▶ _Short problem_: Output the entries word for word. Omit images.

(Stored entries)
★ ★ ★ ★

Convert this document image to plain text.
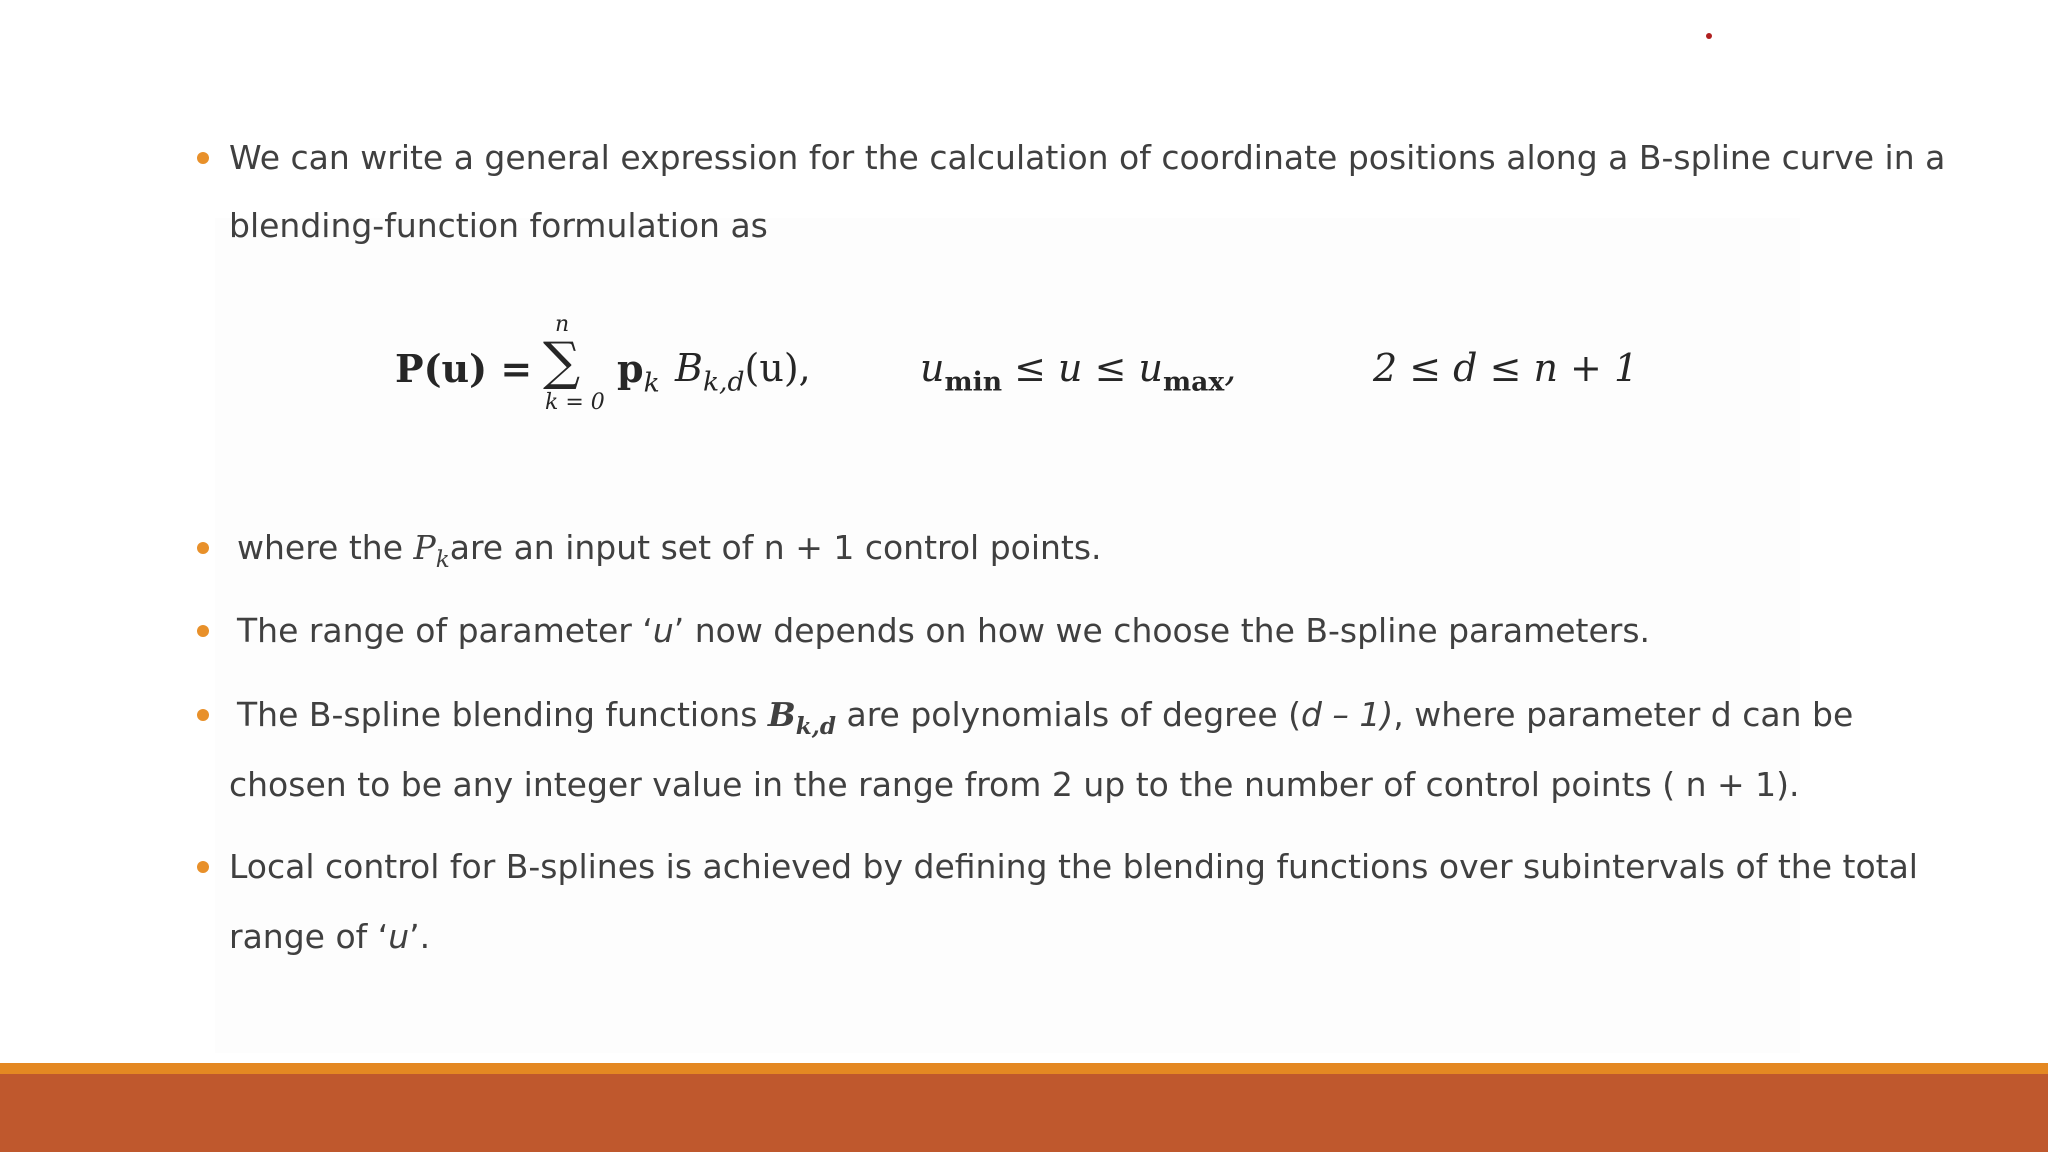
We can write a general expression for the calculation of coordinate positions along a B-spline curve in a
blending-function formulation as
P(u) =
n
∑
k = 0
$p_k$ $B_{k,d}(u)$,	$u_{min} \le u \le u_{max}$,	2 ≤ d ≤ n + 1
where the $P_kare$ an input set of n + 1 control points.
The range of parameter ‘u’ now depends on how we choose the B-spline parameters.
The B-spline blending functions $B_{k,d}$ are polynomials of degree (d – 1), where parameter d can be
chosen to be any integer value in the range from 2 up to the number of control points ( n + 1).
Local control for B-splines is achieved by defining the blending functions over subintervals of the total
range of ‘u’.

★ ★ ★ ★

▶ _Completed exercise_:
Convert this document image to plain text.
We can write a general expression for the calculation of coordinate positions along a B-spline curve in a
blending-function formulation as
P(u) =
n
∑
k = 0
$p_k$ $B_{k,d}(u)$,	$u_{min} \le u \le u_{max}$,	2 ≤ d ≤ n + 1
where the $P_kare$ an input set of n + 1 control points.
The range of parameter ‘u’ now depends on how we choose the B-spline parameters.
The B-spline blending functions $B_{k,d}$ are polynomials of degree (d – 1), where parameter d can be
chosen to be any integer value in the range from 2 up to the number of control points ( n + 1).
Local control for B-splines is achieved by defining the blending functions over subintervals of the total
range of ‘u’.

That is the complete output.